(Data items)
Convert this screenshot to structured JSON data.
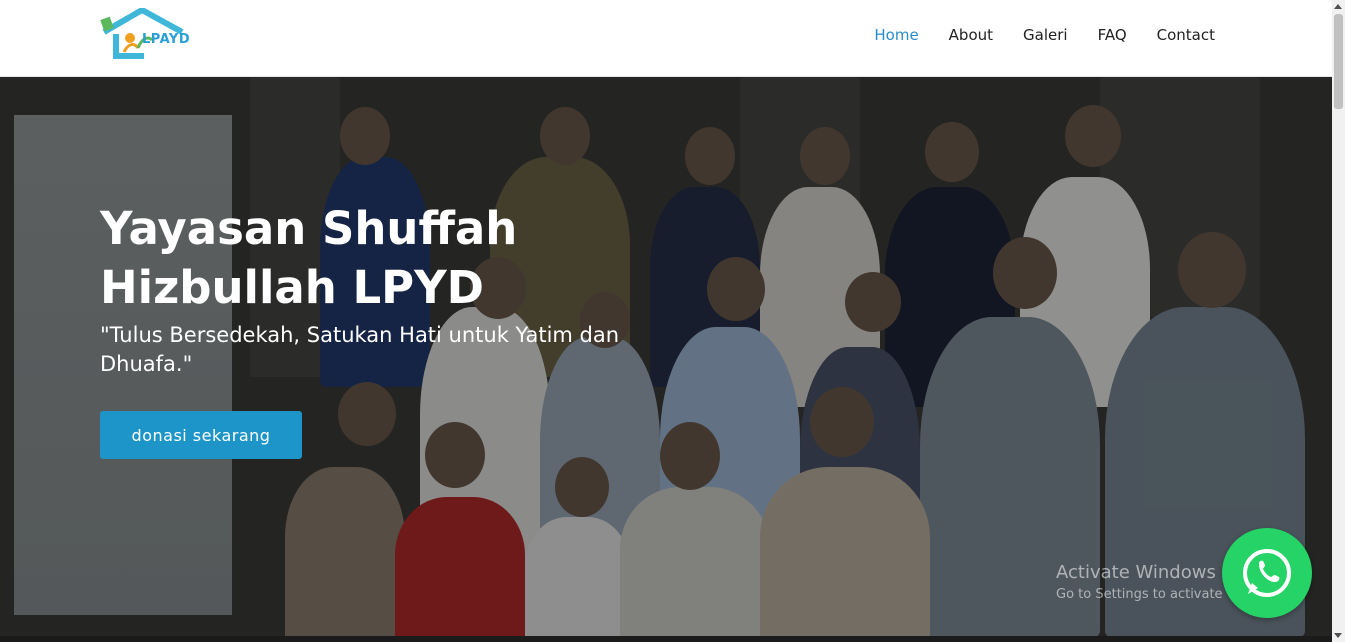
{
  "brand": {
    "logo_text": "LPAYD"
  },
  "nav": {
    "items": [
      "Home",
      "About",
      "Galeri",
      "FAQ",
      "Contact"
    ],
    "active": "Home"
  },
  "hero": {
    "title": "Yayasan Shuffah Hizbullah LPYD",
    "subtitle": "\"Tulus Bersedekah, Satukan Hati untuk Yatim dan Dhuafa.\"",
    "cta_label": "donasi sekarang"
  },
  "watermark": {
    "line1": "Activate Windows",
    "line2": "Go to Settings to activate Windows."
  },
  "icons": {
    "whatsapp": "whatsapp-icon"
  },
  "colors": {
    "accent": "#1e95c8",
    "nav_active": "#2a8cc8",
    "whatsapp": "#25d366"
  }
}
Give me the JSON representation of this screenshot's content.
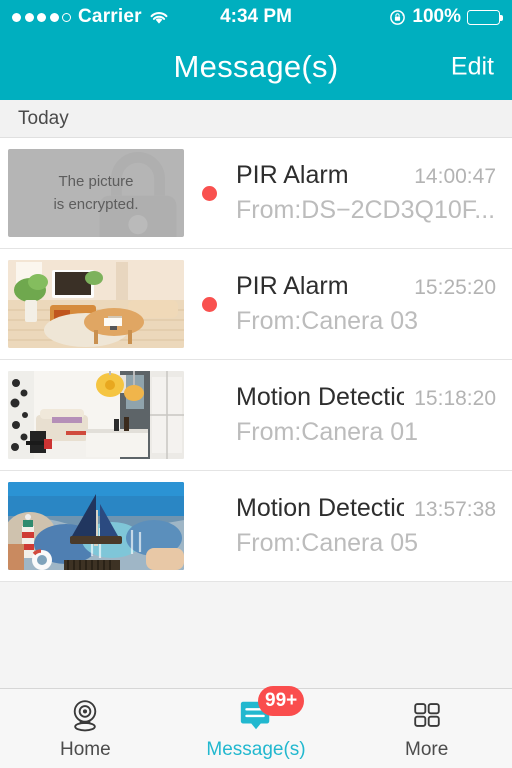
{
  "statusbar": {
    "carrier": "Carrier",
    "signal_dots_filled": 4,
    "signal_dots_total": 5,
    "wifi_icon": "wifi-icon",
    "time": "4:34 PM",
    "rotation_lock_icon": "rotation-lock-icon",
    "battery_percent": "100%",
    "battery_icon": "battery-full-icon",
    "background_color": "#00afbf"
  },
  "navbar": {
    "title": "Message(s)",
    "edit_label": "Edit",
    "background_color": "#00afbf"
  },
  "section": {
    "header": "Today"
  },
  "messages": [
    {
      "title": "PIR Alarm",
      "source": "From:DS−2CD3Q10F...",
      "time": "14:00:47",
      "unread": true,
      "thumbnail_type": "encrypted-placeholder",
      "thumbnail_text_line1": "The picture",
      "thumbnail_text_line2": "is encrypted."
    },
    {
      "title": "PIR Alarm",
      "source": "From:Canera 03",
      "time": "15:25:20",
      "unread": true,
      "thumbnail_type": "living-room-tv",
      "thumbnail_text_line1": "",
      "thumbnail_text_line2": ""
    },
    {
      "title": "Motion Detection",
      "source": "From:Canera 01",
      "time": "15:18:20",
      "unread": false,
      "thumbnail_type": "living-room-lamps",
      "thumbnail_text_line1": "",
      "thumbnail_text_line2": ""
    },
    {
      "title": "Motion Detection",
      "source": "From:Canera 05",
      "time": "13:57:38",
      "unread": false,
      "thumbnail_type": "nautical-pillows",
      "thumbnail_text_line1": "",
      "thumbnail_text_line2": ""
    }
  ],
  "tabbar": {
    "tabs": [
      {
        "label": "Home",
        "icon": "security-camera-icon",
        "active": false,
        "badge": ""
      },
      {
        "label": "Message(s)",
        "icon": "chat-bubble-icon",
        "active": true,
        "badge": "99+"
      },
      {
        "label": "More",
        "icon": "grid-squares-icon",
        "active": false,
        "badge": ""
      }
    ],
    "active_color": "#22b8cf",
    "badge_color": "#fa4d4d"
  },
  "colors": {
    "accent": "#00afbf",
    "unread_dot": "#f9514f",
    "badge": "#fa4d4d",
    "page_background": "#f4f4f4"
  }
}
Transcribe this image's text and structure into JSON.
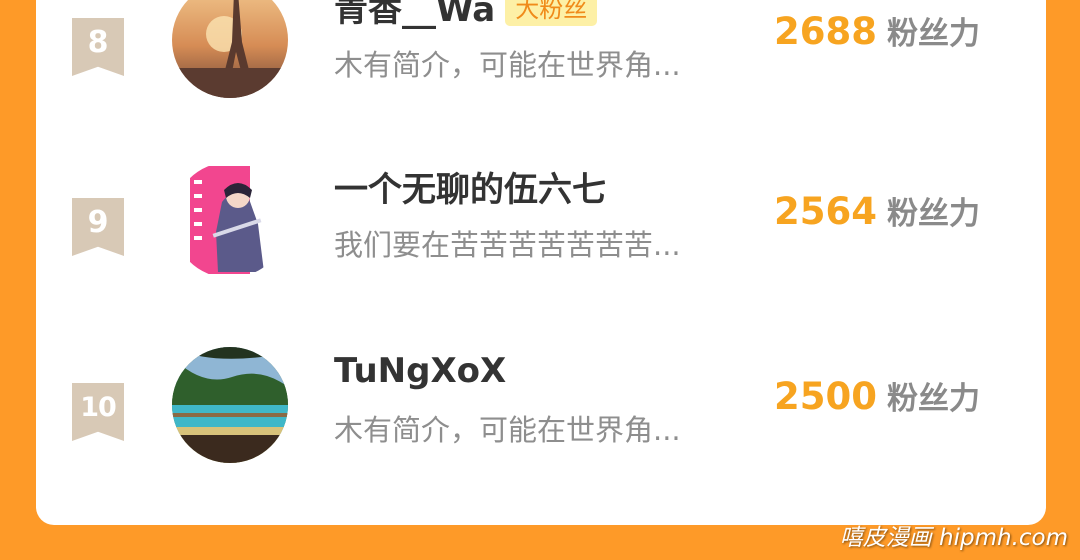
{
  "ranking": [
    {
      "rank": "8",
      "name": "青香__Wa",
      "badge": "大粉丝",
      "intro": "木有简介，可能在世界角...",
      "score": "2688",
      "score_unit": "粉丝力"
    },
    {
      "rank": "9",
      "name": "一个无聊的伍六七",
      "badge": "",
      "intro": "我们要在苦苦苦苦苦苦苦...",
      "score": "2564",
      "score_unit": "粉丝力"
    },
    {
      "rank": "10",
      "name": "TuNgXoX",
      "badge": "",
      "intro": "木有简介，可能在世界角...",
      "score": "2500",
      "score_unit": "粉丝力"
    }
  ],
  "watermark": "嘻皮漫画 hipmh.com",
  "colors": {
    "background": "#fe9a28",
    "score": "#f7a420",
    "badge_bg": "#fdf0a6",
    "rank_ribbon": "#d8c9b6"
  }
}
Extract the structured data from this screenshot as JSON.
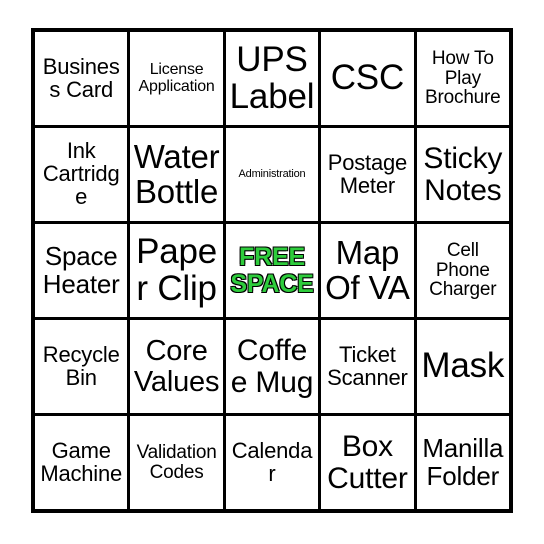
{
  "card": {
    "type": "bingo-card",
    "rows": 5,
    "columns": 5,
    "border_color": "#000000",
    "background_color": "#ffffff",
    "free_space_color": "#2ecc3c",
    "free_space_outline_color": "#000000",
    "cells": [
      {
        "id": "r1c1",
        "text": "Business Card",
        "size": "m",
        "free": false
      },
      {
        "id": "r1c2",
        "text": "License Application",
        "size": "xs",
        "free": false
      },
      {
        "id": "r1c3",
        "text": "UPS Label",
        "size": "xxl",
        "free": false
      },
      {
        "id": "r1c4",
        "text": "CSC",
        "size": "xxl",
        "free": false
      },
      {
        "id": "r1c5",
        "text": "How To Play Brochure",
        "size": "s",
        "free": false
      },
      {
        "id": "r2c1",
        "text": "Ink Cartridge",
        "size": "m",
        "free": false
      },
      {
        "id": "r2c2",
        "text": "Water Bottle",
        "size": "xxl",
        "free": false
      },
      {
        "id": "r2c3",
        "text": "Administration",
        "size": "tiny",
        "free": false
      },
      {
        "id": "r2c4",
        "text": "Postage Meter",
        "size": "m",
        "free": false
      },
      {
        "id": "r2c5",
        "text": "Sticky Notes",
        "size": "xl",
        "free": false
      },
      {
        "id": "r3c1",
        "text": "Space Heater",
        "size": "l",
        "free": false
      },
      {
        "id": "r3c2",
        "text": "Paper Clip",
        "size": "xxl",
        "free": false
      },
      {
        "id": "r3c3",
        "text": "FREE SPACE",
        "size": "l",
        "free": true
      },
      {
        "id": "r3c4",
        "text": "Map Of VA",
        "size": "xxl",
        "free": false
      },
      {
        "id": "r3c5",
        "text": "Cell Phone Charger",
        "size": "s",
        "free": false
      },
      {
        "id": "r4c1",
        "text": "Recycle Bin",
        "size": "m",
        "free": false
      },
      {
        "id": "r4c2",
        "text": "Core Values",
        "size": "xl",
        "free": false
      },
      {
        "id": "r4c3",
        "text": "Coffee Mug",
        "size": "xl",
        "free": false
      },
      {
        "id": "r4c4",
        "text": "Ticket Scanner",
        "size": "m",
        "free": false
      },
      {
        "id": "r4c5",
        "text": "Mask",
        "size": "xxl",
        "free": false
      },
      {
        "id": "r5c1",
        "text": "Game Machine",
        "size": "m",
        "free": false
      },
      {
        "id": "r5c2",
        "text": "Validation Codes",
        "size": "s",
        "free": false
      },
      {
        "id": "r5c3",
        "text": "Calendar",
        "size": "m",
        "free": false
      },
      {
        "id": "r5c4",
        "text": "Box Cutter",
        "size": "xl",
        "free": false
      },
      {
        "id": "r5c5",
        "text": "Manilla Folder",
        "size": "l",
        "free": false
      }
    ]
  }
}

WHAT IS EXPECTED: Search the data for "structured" and list every line in which it occurs.

RESULT FOR THIS TASK:
Convert this screenshot to structured JSON data.
Extract the structured data from this screenshot as JSON.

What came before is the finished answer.